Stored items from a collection
####################
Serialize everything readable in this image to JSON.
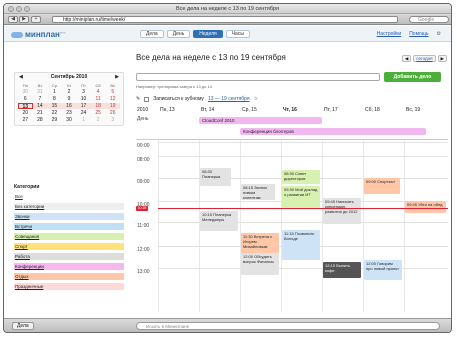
{
  "window": {
    "title": "Все дела на неделе с 13 по 19 сентября"
  },
  "browser": {
    "url": "http://miniplan.ru/time/week/",
    "search_placeholder": "Google"
  },
  "app": {
    "logo": "минплан",
    "logo_sup": "beta",
    "tabs": [
      {
        "label": "Дела"
      },
      {
        "label": "День"
      },
      {
        "label": "Неделя"
      },
      {
        "label": "Часы"
      }
    ],
    "links": {
      "settings": "Настройки",
      "help": "Помощь"
    }
  },
  "minical": {
    "month": "Сентябрь 2010",
    "weekdays": [
      "Пн",
      "Вт",
      "Ср",
      "Чт",
      "Пт",
      "Сб",
      "Вс"
    ],
    "days": [
      "30",
      "31",
      "1",
      "2",
      "3",
      "4",
      "5",
      "6",
      "7",
      "8",
      "9",
      "10",
      "11",
      "12",
      "13",
      "14",
      "15",
      "16",
      "17",
      "18",
      "19",
      "20",
      "21",
      "22",
      "23",
      "24",
      "25",
      "26",
      "27",
      "28",
      "29",
      "30",
      "1",
      "2",
      "3"
    ]
  },
  "categories": {
    "header": "Категории",
    "items": [
      {
        "label": "Все",
        "color": "#ffffff"
      },
      {
        "label": "Без категории",
        "color": "#eeeeee"
      },
      {
        "label": "Звонки",
        "color": "#cfe3f7"
      },
      {
        "label": "Встречи",
        "color": "#bde0f5"
      },
      {
        "label": "Совещания",
        "color": "#d8f0b0"
      },
      {
        "label": "Спорт",
        "color": "#ffe27a"
      },
      {
        "label": "Работа",
        "color": "#dddddd"
      },
      {
        "label": "Конференции",
        "color": "#f7b8f0"
      },
      {
        "label": "Отдых",
        "color": "#ffc7a8"
      },
      {
        "label": "Праздничные",
        "color": "#ffd8d8"
      }
    ]
  },
  "main": {
    "title": "Все дела на неделе с 13 по 19 сентября",
    "prev": "◀",
    "current": "сегодня",
    "next": "▶",
    "add_button": "Добавить дело",
    "hint": "Например: тренировка завтра с 13 до 14",
    "task_title": "Записаться к зубному",
    "task_range": "13 — 19 сентября"
  },
  "calendar": {
    "day_heads": [
      "2010",
      "Пн, 13",
      "Вт, 14",
      "Ср, 15",
      "Чт, 16",
      "Пт, 17",
      "Сб, 18",
      "Вс, 19"
    ],
    "allday_label": "День",
    "hours": [
      "08:00",
      "09:00",
      "10:00",
      "11:00",
      "12:00",
      "13:00"
    ],
    "pre_hour": "00:00",
    "now": "10:25",
    "allday_events": [
      {
        "text": "CloudConf 2010",
        "color": "#f1b8f0"
      },
      {
        "text": "Конференция блоггеров",
        "color": "#f1b8f0"
      }
    ],
    "events": [
      {
        "text": "08:30 Планерка",
        "color": "#e3e3e3"
      },
      {
        "text": "08:15 Звонок новым клиентам",
        "color": "#e3e3e3"
      },
      {
        "text": "08:30 Совет директоров",
        "color": "#d8f0b0"
      },
      {
        "text": "09:30 Мой доклад о развитии ИТ",
        "color": "#d8f0b0"
      },
      {
        "text": "09:00 Спортзал",
        "color": "#ffc7a8"
      },
      {
        "text": "09:45 Написать концепцию развития до 2012",
        "color": "#e3e3e3"
      },
      {
        "text": "09:45 Уйти на обед",
        "color": "#ffc7a8"
      },
      {
        "text": "10:15 Планерка Менеджеры",
        "color": "#e3e3e3"
      },
      {
        "text": "11:30 Встреча с Игорем Михайловым",
        "color": "#ffc7a8"
      },
      {
        "text": "11:15 Позвонить Володе",
        "color": "#cfe3f7"
      },
      {
        "text": "12:00 Обсудить вопрос Финансы",
        "color": "#e3e3e3"
      },
      {
        "text": "12:15 Выпить кофе",
        "color": "#555555"
      },
      {
        "text": "12:00 Говорим про новый проект",
        "color": "#cfe3f7"
      }
    ]
  },
  "bottom": {
    "tasks": "Дела",
    "search_placeholder": "Искать в Миниплане"
  }
}
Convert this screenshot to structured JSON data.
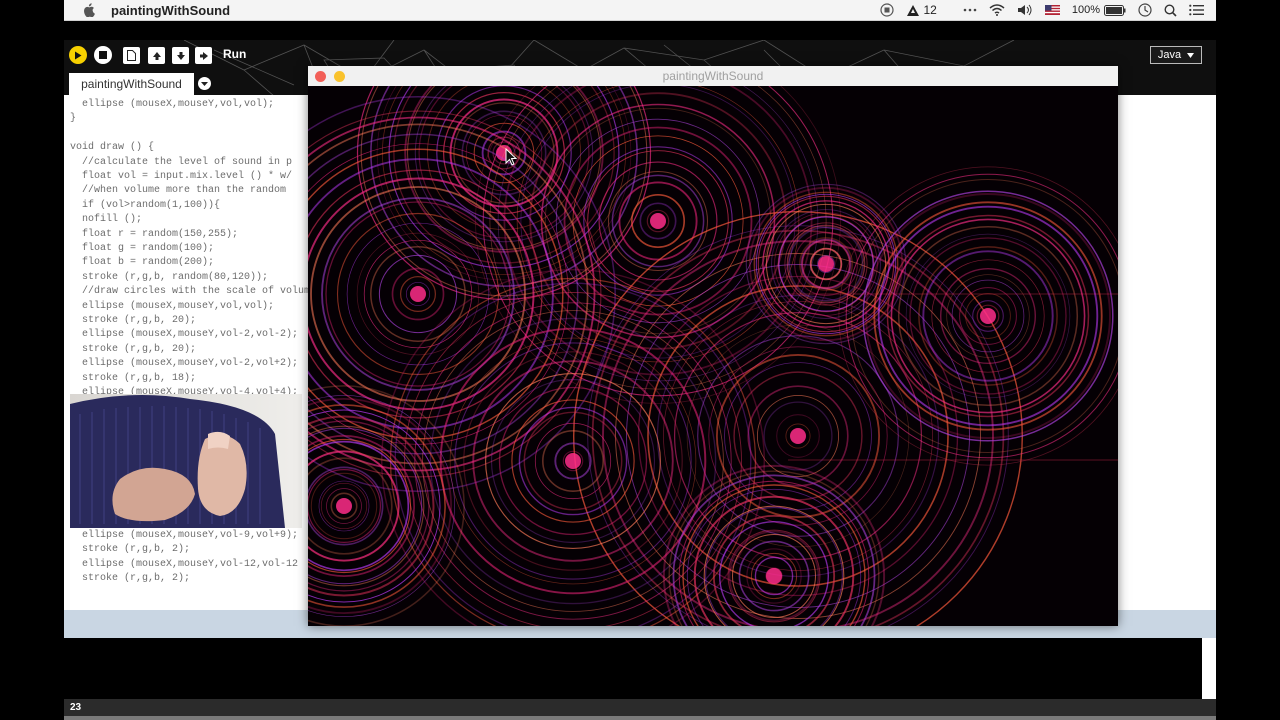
{
  "menubar": {
    "app_name": "paintingWithSound",
    "notification_count": "12",
    "battery": "100%"
  },
  "toolbar": {
    "run_label": "Run",
    "mode": "Java"
  },
  "editor": {
    "tab_name": "paintingWithSound",
    "code_lines": [
      "  ellipse (mouseX,mouseY,vol,vol);",
      "}",
      "",
      "void draw () {",
      "  //calculate the level of sound in p",
      "  float vol = input.mix.level () * w/",
      "  //when volume more than the random",
      "  if (vol>random(1,100)){",
      "  nofill ();",
      "  float r = random(150,255);",
      "  float g = random(100);",
      "  float b = random(200);",
      "  stroke (r,g,b, random(80,120));",
      "  //draw circles with the scale of volum",
      "  ellipse (mouseX,mouseY,vol,vol);",
      "  stroke (r,g,b, 20);",
      "  ellipse (mouseX,mouseY,vol-2,vol-2);",
      "  stroke (r,g,b, 20);",
      "  ellipse (mouseX,mouseY,vol-2,vol+2);",
      "  stroke (r,g,b, 18);",
      "  ellipse (mouseX,mouseY,vol-4,vol+4);"
    ],
    "code_lines_bottom": [
      "  ellipse (mouseX,mouseY,vol-9,vol+9);",
      "  stroke (r,g,b, 2);",
      "  ellipse (mouseX,mouseY,vol-12,vol-12",
      "  stroke (r,g,b, 2);"
    ]
  },
  "sketch": {
    "title": "paintingWithSound"
  },
  "status": {
    "line_number": "23"
  },
  "colors": {
    "accent_pink": "#ff2d8a",
    "canvas_bg": "#050004",
    "run_yellow": "#f7d000"
  }
}
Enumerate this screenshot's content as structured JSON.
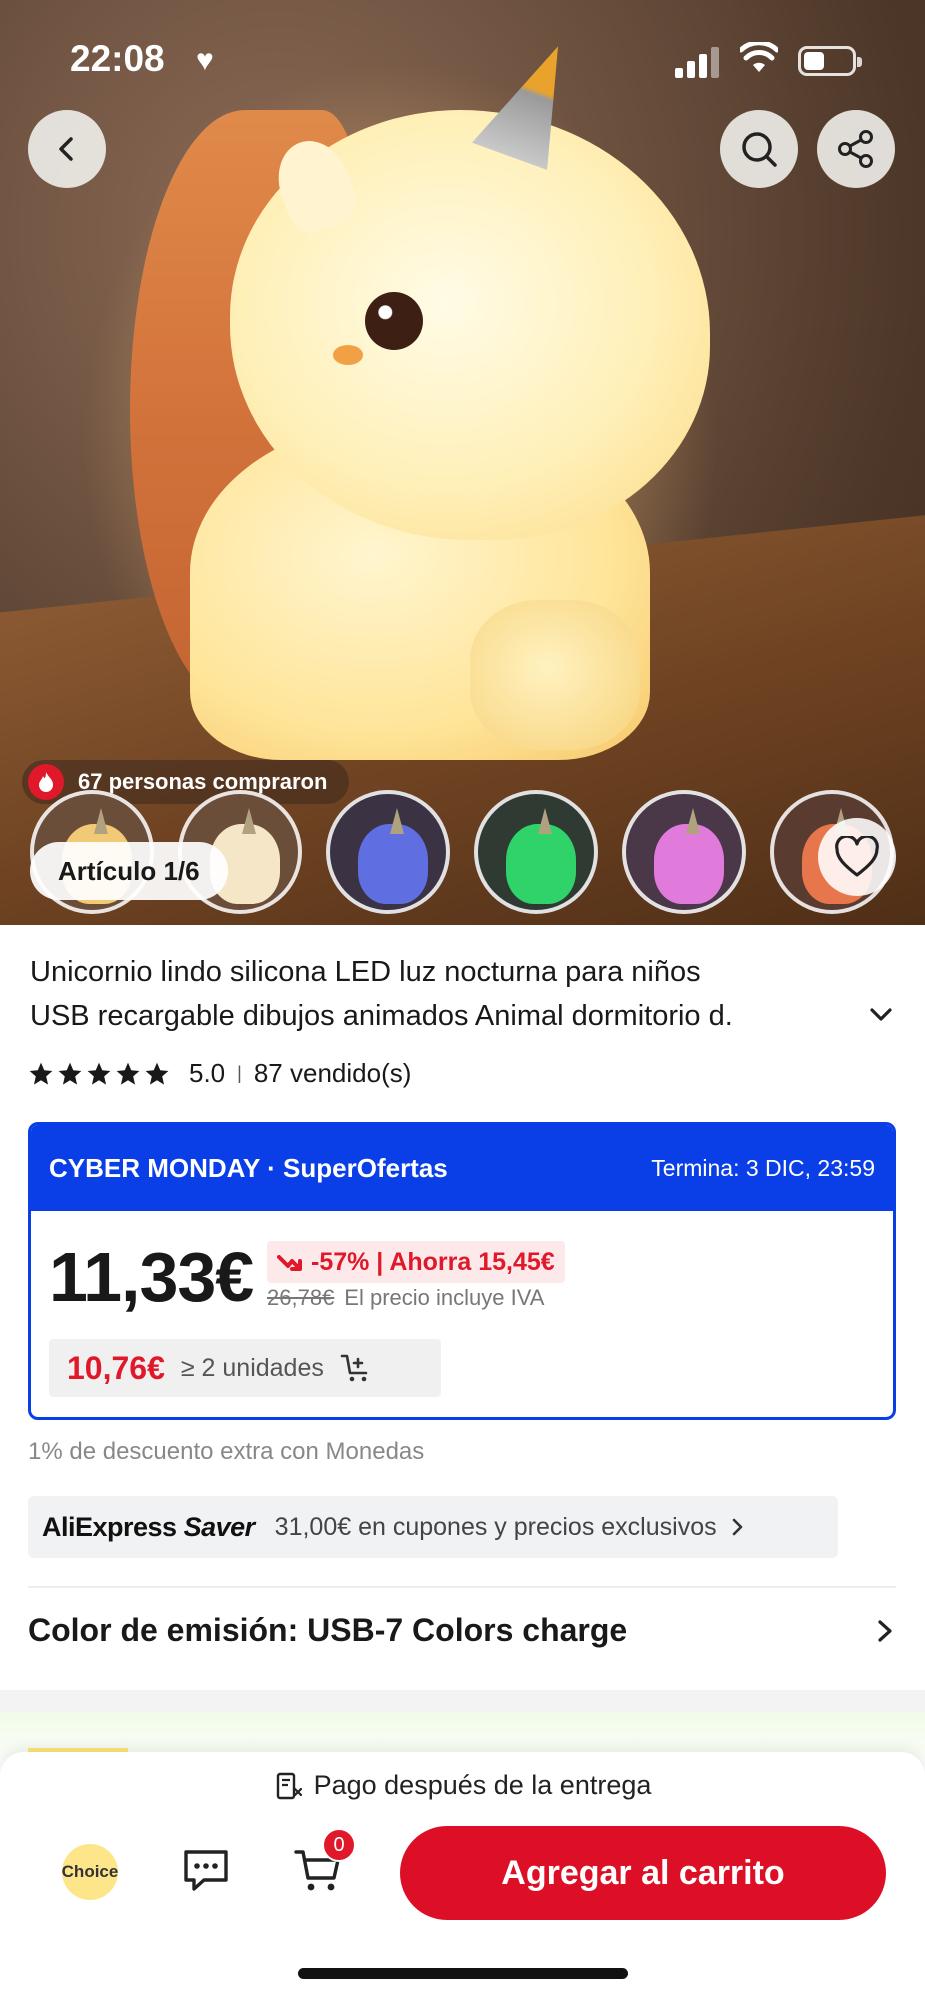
{
  "status_bar": {
    "time": "22:08"
  },
  "gallery": {
    "buyers": "67 personas compraron",
    "article_counter": "Artículo 1/6",
    "thumbnail_colors": [
      "#f2c977",
      "#f6e6c8",
      "#5f6ee0",
      "#2fd36a",
      "#e07bdc",
      "#e8764c"
    ]
  },
  "product": {
    "title_line1": "Unicornio lindo silicona LED luz nocturna para niños",
    "title_line2": "USB recargable dibujos animados Animal dormitorio d.",
    "rating": "5.0",
    "sold": "87 vendido(s)"
  },
  "promo": {
    "title": "CYBER MONDAY · SuperOfertas",
    "ends": "Termina: 3 DIC, 23:59",
    "price": "11,33€",
    "discount": "-57% | Ahorra 15,45€",
    "old_price": "26,78€",
    "vat_note": "El precio incluye IVA",
    "tier_price": "10,76€",
    "tier_qty": "≥ 2 unidades"
  },
  "coins_note": "1% de descuento extra con Monedas",
  "saver": {
    "logo_brand": "AliExpress",
    "logo_saver": "Saver",
    "text": "31,00€ en cupones y precios exclusivos"
  },
  "variant": {
    "label": "Color de emisión: USB-7 Colors charge"
  },
  "bottom_bar": {
    "pay_after": "Pago después de la entrega",
    "choice": "Choice",
    "cart_count": "0",
    "add_to_cart": "Agregar al carrito"
  },
  "colors": {
    "accent_red": "#dd0f26",
    "promo_blue": "#0a3fe8"
  }
}
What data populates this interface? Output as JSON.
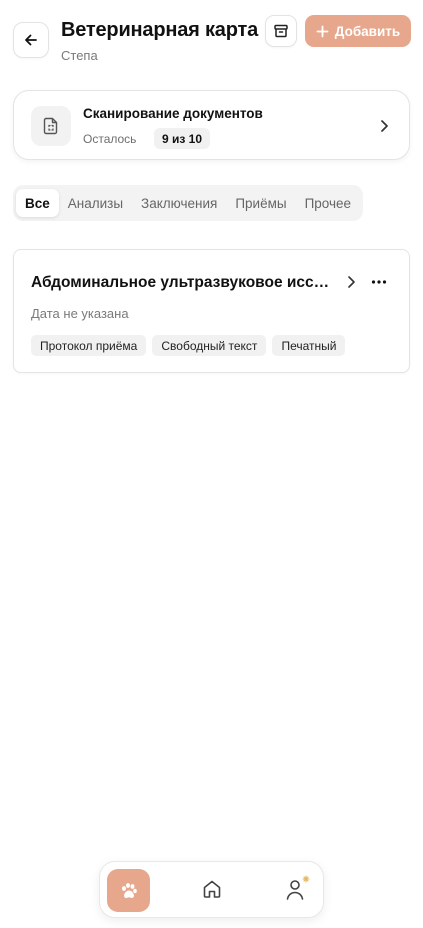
{
  "header": {
    "title": "Ветеринарная карта",
    "subtitle": "Степа",
    "add_label": "Добавить",
    "back_icon": "arrow-left-icon",
    "archive_icon": "archive-icon",
    "add_icon": "plus-icon"
  },
  "scan": {
    "title": "Сканирование документов",
    "remaining_label": "Осталось",
    "count": "9 из 10",
    "icon": "document-scan-icon"
  },
  "tabs": [
    {
      "label": "Все",
      "active": true
    },
    {
      "label": "Анализы",
      "active": false
    },
    {
      "label": "Заключения",
      "active": false
    },
    {
      "label": "Приёмы",
      "active": false
    },
    {
      "label": "Прочее",
      "active": false
    }
  ],
  "records": [
    {
      "title": "Абдоминальное ультразвуковое исследование",
      "date": "Дата не указана",
      "tags": [
        "Протокол приёма",
        "Свободный текст",
        "Печатный"
      ]
    }
  ],
  "nav": {
    "items": [
      "paw-icon",
      "home-icon",
      "user-icon"
    ],
    "active": "paw-icon"
  },
  "colors": {
    "accent": "#e6a78c",
    "chip_bg": "#f1f1f1",
    "border": "#e4e4e4"
  }
}
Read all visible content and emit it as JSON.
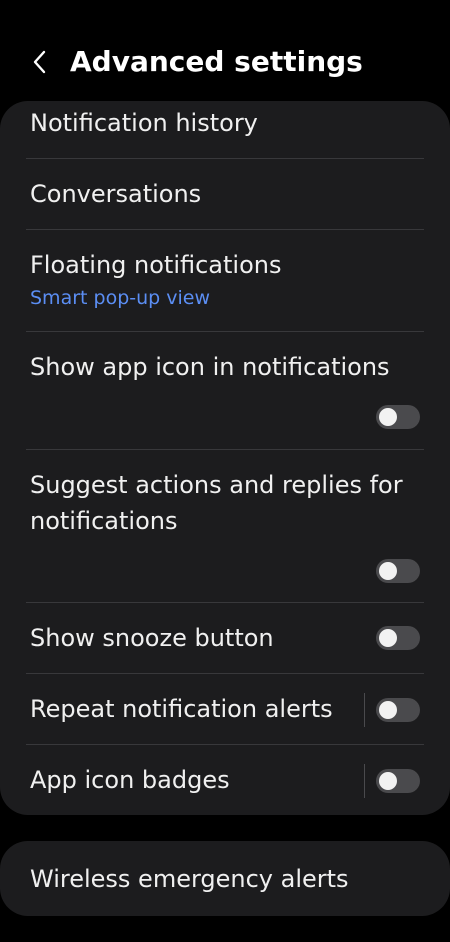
{
  "header": {
    "title": "Advanced settings",
    "back_icon": "chevron-left-icon"
  },
  "settings": {
    "notification_history": {
      "label": "Notification history"
    },
    "conversations": {
      "label": "Conversations"
    },
    "floating_notifications": {
      "label": "Floating notifications",
      "sublabel": "Smart pop-up view",
      "sublabel_color": "#5b8ef4"
    },
    "show_app_icon": {
      "label": "Show app icon in notifications",
      "enabled": false
    },
    "suggest_actions": {
      "label": "Suggest actions and replies for notifications",
      "enabled": false
    },
    "show_snooze": {
      "label": "Show snooze button",
      "enabled": false
    },
    "repeat_alerts": {
      "label": "Repeat notification alerts",
      "enabled": false
    },
    "app_icon_badges": {
      "label": "App icon badges",
      "enabled": false
    }
  },
  "wireless": {
    "label": "Wireless emergency alerts"
  },
  "colors": {
    "background": "#000000",
    "card": "#1c1c1e",
    "accent": "#5b8ef4",
    "toggle_off_track": "#4a4a4d",
    "toggle_knob": "#f2f2f2"
  }
}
####################
Work out the number of lines in this listing that include the word "level". Reply with that number only.

• TASK RESPONSE: 2